_To be done:_ Copy out all lines of the records in which the word "والأسمـاء" appears.

_Supplied information:_
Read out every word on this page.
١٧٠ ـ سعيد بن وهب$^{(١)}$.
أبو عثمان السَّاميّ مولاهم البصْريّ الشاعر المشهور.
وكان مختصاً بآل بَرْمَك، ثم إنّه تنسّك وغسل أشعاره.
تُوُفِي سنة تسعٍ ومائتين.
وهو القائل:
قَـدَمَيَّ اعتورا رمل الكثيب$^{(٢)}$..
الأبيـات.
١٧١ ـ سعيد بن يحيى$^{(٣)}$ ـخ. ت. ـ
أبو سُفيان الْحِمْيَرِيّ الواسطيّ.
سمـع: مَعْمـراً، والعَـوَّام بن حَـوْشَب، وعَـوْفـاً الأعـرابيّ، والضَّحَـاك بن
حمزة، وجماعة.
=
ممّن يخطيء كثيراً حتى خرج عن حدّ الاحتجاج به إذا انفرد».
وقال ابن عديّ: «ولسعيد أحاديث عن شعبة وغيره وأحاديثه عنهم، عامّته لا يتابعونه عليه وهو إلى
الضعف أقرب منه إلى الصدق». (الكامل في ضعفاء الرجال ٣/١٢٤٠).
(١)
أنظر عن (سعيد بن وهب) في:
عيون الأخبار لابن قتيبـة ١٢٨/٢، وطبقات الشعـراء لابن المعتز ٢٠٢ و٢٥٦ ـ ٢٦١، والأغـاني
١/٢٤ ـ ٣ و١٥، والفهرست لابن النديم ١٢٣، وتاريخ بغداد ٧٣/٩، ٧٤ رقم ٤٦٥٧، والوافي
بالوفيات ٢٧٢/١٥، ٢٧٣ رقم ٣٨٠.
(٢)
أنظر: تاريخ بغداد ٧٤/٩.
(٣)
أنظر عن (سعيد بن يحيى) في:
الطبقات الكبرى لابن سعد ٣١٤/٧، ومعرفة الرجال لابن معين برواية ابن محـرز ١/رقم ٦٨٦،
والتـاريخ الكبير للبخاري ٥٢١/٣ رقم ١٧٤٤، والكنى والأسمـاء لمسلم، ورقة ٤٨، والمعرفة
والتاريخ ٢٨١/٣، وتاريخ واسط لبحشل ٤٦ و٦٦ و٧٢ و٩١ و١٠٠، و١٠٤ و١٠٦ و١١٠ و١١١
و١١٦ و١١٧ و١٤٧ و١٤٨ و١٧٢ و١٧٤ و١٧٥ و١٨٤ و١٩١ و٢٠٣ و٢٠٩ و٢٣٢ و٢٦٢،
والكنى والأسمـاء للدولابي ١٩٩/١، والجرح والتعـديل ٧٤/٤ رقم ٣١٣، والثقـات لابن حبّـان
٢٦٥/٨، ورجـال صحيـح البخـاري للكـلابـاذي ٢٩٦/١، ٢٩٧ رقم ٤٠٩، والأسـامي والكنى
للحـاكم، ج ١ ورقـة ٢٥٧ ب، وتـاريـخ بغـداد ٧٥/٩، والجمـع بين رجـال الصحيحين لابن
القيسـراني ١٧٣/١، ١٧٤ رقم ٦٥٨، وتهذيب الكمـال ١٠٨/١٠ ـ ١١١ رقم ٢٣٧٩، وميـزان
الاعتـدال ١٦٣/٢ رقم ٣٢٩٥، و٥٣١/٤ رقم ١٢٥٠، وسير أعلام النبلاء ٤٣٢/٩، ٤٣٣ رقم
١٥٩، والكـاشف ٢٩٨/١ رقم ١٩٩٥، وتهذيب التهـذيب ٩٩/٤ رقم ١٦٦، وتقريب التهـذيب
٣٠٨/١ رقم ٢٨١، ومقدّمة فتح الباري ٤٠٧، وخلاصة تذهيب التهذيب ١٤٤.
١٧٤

_Written response:_
والتـاريخ الكبير للبخاري ٥٢١/٣ رقم ١٧٤٤، والكنى والأسمـاء لمسلم، ورقة ٤٨، والمعرفة
والكنى والأسمـاء للدولابي ١٩٩/١، والجرح والتعـديل ٧٤/٤ رقم ٣١٣، والثقـات لابن حبّـان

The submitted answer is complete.